— Start of The input —
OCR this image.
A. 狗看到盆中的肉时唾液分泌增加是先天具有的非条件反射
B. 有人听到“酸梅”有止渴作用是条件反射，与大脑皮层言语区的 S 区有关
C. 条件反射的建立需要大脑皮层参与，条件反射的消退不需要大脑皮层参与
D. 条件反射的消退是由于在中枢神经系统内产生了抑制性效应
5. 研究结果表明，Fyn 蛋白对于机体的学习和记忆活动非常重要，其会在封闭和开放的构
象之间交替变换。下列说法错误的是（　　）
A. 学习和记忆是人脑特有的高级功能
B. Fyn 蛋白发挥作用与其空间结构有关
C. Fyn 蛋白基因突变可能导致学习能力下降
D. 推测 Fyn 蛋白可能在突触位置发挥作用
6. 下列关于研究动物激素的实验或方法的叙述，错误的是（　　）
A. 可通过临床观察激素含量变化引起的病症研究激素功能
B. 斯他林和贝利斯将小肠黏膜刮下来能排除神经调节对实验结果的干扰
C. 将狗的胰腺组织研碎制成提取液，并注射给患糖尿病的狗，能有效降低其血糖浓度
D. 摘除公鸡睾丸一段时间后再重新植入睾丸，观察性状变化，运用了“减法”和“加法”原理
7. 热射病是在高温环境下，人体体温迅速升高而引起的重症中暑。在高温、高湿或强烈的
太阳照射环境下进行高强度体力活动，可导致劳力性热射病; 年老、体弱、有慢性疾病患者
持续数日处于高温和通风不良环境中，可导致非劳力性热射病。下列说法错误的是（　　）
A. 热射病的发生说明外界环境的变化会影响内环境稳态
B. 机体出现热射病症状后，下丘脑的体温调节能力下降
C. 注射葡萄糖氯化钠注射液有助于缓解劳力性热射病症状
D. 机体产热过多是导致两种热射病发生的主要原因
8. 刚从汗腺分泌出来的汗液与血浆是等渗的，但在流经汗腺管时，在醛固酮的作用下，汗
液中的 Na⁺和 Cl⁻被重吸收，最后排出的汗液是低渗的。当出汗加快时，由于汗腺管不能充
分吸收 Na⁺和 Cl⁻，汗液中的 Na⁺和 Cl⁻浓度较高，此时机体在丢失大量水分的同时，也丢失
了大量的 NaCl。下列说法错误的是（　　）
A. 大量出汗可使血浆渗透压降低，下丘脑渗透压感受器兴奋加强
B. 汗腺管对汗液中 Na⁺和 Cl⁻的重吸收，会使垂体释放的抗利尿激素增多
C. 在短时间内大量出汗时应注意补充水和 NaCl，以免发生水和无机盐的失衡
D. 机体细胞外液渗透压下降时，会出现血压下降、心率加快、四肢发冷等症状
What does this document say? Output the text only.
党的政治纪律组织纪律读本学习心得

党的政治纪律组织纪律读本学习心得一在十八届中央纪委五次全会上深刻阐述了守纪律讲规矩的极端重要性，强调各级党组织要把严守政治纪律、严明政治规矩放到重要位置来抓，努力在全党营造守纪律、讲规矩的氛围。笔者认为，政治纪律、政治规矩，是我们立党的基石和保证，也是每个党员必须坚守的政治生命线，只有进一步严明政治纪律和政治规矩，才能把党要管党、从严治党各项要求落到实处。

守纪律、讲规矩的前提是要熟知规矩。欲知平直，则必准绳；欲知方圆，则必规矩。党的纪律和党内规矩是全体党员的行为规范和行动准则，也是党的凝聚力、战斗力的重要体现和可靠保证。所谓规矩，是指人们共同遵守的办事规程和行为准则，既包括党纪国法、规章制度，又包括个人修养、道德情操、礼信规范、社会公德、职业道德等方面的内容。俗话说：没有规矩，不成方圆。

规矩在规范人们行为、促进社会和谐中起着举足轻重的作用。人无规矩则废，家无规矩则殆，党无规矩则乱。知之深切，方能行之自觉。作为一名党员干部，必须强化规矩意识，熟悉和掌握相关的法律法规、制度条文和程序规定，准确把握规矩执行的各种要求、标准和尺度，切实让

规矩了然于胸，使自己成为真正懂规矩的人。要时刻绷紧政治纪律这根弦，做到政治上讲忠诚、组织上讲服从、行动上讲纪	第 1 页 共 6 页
— End of The input —
Requirements
Copy out all of the records shown above exactly.

Expected answer
OCR this image.
A. 狗看到盆中的肉时唾液分泌增加是先天具有的非条件反射
B. 有人听到“酸梅”有止渴作用是条件反射，与大脑皮层言语区的 S 区有关
C. 条件反射的建立需要大脑皮层参与，条件反射的消退不需要大脑皮层参与
D. 条件反射的消退是由于在中枢神经系统内产生了抑制性效应
5. 研究结果表明，Fyn 蛋白对于机体的学习和记忆活动非常重要，其会在封闭和开放的构
象之间交替变换。下列说法错误的是（　　）
A. 学习和记忆是人脑特有的高级功能
B. Fyn 蛋白发挥作用与其空间结构有关
C. Fyn 蛋白基因突变可能导致学习能力下降
D. 推测 Fyn 蛋白可能在突触位置发挥作用
6. 下列关于研究动物激素的实验或方法的叙述，错误的是（　　）
A. 可通过临床观察激素含量变化引起的病症研究激素功能
B. 斯他林和贝利斯将小肠黏膜刮下来能排除神经调节对实验结果的干扰
C. 将狗的胰腺组织研碎制成提取液，并注射给患糖尿病的狗，能有效降低其血糖浓度
D. 摘除公鸡睾丸一段时间后再重新植入睾丸，观察性状变化，运用了“减法”和“加法”原理
7. 热射病是在高温环境下，人体体温迅速升高而引起的重症中暑。在高温、高湿或强烈的
太阳照射环境下进行高强度体力活动，可导致劳力性热射病; 年老、体弱、有慢性疾病患者
持续数日处于高温和通风不良环境中，可导致非劳力性热射病。下列说法错误的是（　　）
A. 热射病的发生说明外界环境的变化会影响内环境稳态
B. 机体出现热射病症状后，下丘脑的体温调节能力下降
C. 注射葡萄糖氯化钠注射液有助于缓解劳力性热射病症状
D. 机体产热过多是导致两种热射病发生的主要原因
8. 刚从汗腺分泌出来的汗液与血浆是等渗的，但在流经汗腺管时，在醛固酮的作用下，汗
液中的 Na⁺和 Cl⁻被重吸收，最后排出的汗液是低渗的。当出汗加快时，由于汗腺管不能充
分吸收 Na⁺和 Cl⁻，汗液中的 Na⁺和 Cl⁻浓度较高，此时机体在丢失大量水分的同时，也丢失
了大量的 NaCl。下列说法错误的是（　　）
A. 大量出汗可使血浆渗透压降低，下丘脑渗透压感受器兴奋加强
B. 汗腺管对汗液中 Na⁺和 Cl⁻的重吸收，会使垂体释放的抗利尿激素增多
C. 在短时间内大量出汗时应注意补充水和 NaCl，以免发生水和无机盐的失衡
D. 机体细胞外液渗透压下降时，会出现血压下降、心率加快、四肢发冷等症状
What does this document say? Output the text only.
党的政治纪律组织纪律读本学习心得

党的政治纪律组织纪律读本学习心得一在十八届中央纪委五次全会上深刻阐述了守纪律讲规矩的极端重要性，强调各级党组织要把严守政治纪律、严明政治规矩放到重要位置来抓，努力在全党营造守纪律、讲规矩的氛围。笔者认为，政治纪律、政治规矩，是我们立党的基石和保证，也是每个党员必须坚守的政治生命线，只有进一步严明政治纪律和政治规矩，才能把党要管党、从严治党各项要求落到实处。

守纪律、讲规矩的前提是要熟知规矩。欲知平直，则必准绳；欲知方圆，则必规矩。党的纪律和党内规矩是全体党员的行为规范和行动准则，也是党的凝聚力、战斗力的重要体现和可靠保证。所谓规矩，是指人们共同遵守的办事规程和行为准则，既包括党纪国法、规章制度，又包括个人修养、道德情操、礼信规范、社会公德、职业道德等方面的内容。俗话说：没有规矩，不成方圆。

规矩在规范人们行为、促进社会和谐中起着举足轻重的作用。人无规矩则废，家无规矩则殆，党无规矩则乱。知之深切，方能行之自觉。作为一名党员干部，必须强化规矩意识，熟悉和掌握相关的法律法规、制度条文和程序规定，准确把握规矩执行的各种要求、标准和尺度，切实让

规矩了然于胸，使自己成为真正懂规矩的人。要时刻绷紧政治纪律这根弦，做到政治上讲忠诚、组织上讲服从、行动上讲纪	第 1 页 共 6 页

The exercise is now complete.